[PROBLEM STATEMENT] All entries below are to be set down again, identical to the source.

[AVAILABLE DATA]

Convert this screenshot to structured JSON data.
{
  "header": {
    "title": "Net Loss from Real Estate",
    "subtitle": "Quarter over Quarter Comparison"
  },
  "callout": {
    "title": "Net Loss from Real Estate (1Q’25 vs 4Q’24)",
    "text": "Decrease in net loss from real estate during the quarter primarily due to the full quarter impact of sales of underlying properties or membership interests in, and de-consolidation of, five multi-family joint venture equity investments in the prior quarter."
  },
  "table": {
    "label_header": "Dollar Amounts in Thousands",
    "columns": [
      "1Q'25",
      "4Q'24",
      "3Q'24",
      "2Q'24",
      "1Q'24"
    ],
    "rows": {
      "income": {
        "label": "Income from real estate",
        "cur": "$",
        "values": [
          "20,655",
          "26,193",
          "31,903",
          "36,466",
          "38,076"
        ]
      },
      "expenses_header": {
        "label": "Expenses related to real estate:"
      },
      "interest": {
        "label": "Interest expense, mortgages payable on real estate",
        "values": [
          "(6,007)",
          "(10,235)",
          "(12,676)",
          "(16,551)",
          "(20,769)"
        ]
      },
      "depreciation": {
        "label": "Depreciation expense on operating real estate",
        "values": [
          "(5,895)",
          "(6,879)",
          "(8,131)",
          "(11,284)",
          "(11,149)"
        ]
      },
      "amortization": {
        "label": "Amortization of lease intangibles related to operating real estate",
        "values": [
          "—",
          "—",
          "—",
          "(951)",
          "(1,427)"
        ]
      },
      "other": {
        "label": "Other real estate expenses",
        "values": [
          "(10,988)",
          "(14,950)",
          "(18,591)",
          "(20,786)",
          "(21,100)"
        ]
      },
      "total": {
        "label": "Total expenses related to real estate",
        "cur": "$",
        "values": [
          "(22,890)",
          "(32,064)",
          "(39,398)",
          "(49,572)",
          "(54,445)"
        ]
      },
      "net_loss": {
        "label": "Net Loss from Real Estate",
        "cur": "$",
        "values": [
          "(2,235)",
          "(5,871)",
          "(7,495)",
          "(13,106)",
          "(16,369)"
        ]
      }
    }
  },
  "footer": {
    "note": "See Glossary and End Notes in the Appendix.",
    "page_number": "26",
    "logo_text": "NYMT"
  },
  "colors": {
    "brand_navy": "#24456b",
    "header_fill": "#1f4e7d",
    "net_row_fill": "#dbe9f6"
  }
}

[ANSWER FOR THIS EXERCISE]
Convert this screenshot to structured JSON data.
{
  "header": {
    "title": "Net Loss from Real Estate",
    "subtitle": "Quarter over Quarter Comparison"
  },
  "callout": {
    "title": "Net Loss from Real Estate (1Q’25 vs 4Q’24)",
    "text": "Decrease in net loss from real estate during the quarter primarily due to the full quarter impact of sales of underlying properties or membership interests in, and de-consolidation of, five multi-family joint venture equity investments in the prior quarter."
  },
  "table": {
    "label_header": "Dollar Amounts in Thousands",
    "columns": [
      "1Q'25",
      "4Q'24",
      "3Q'24",
      "2Q'24",
      "1Q'24"
    ],
    "rows": {
      "income": {
        "label": "Income from real estate",
        "cur": "$",
        "values": [
          "20,655",
          "26,193",
          "31,903",
          "36,466",
          "38,076"
        ]
      },
      "expenses_header": {
        "label": "Expenses related to real estate:"
      },
      "interest": {
        "label": "Interest expense, mortgages payable on real estate",
        "values": [
          "(6,007)",
          "(10,235)",
          "(12,676)",
          "(16,551)",
          "(20,769)"
        ]
      },
      "depreciation": {
        "label": "Depreciation expense on operating real estate",
        "values": [
          "(5,895)",
          "(6,879)",
          "(8,131)",
          "(11,284)",
          "(11,149)"
        ]
      },
      "amortization": {
        "label": "Amortization of lease intangibles related to operating real estate",
        "values": [
          "—",
          "—",
          "—",
          "(951)",
          "(1,427)"
        ]
      },
      "other": {
        "label": "Other real estate expenses",
        "values": [
          "(10,988)",
          "(14,950)",
          "(18,591)",
          "(20,786)",
          "(21,100)"
        ]
      },
      "total": {
        "label": "Total expenses related to real estate",
        "cur": "$",
        "values": [
          "(22,890)",
          "(32,064)",
          "(39,398)",
          "(49,572)",
          "(54,445)"
        ]
      },
      "net_loss": {
        "label": "Net Loss from Real Estate",
        "cur": "$",
        "values": [
          "(2,235)",
          "(5,871)",
          "(7,495)",
          "(13,106)",
          "(16,369)"
        ]
      }
    }
  },
  "footer": {
    "note": "See Glossary and End Notes in the Appendix.",
    "page_number": "26",
    "logo_text": "NYMT"
  },
  "colors": {
    "brand_navy": "#24456b",
    "header_fill": "#1f4e7d",
    "net_row_fill": "#dbe9f6"
  }
}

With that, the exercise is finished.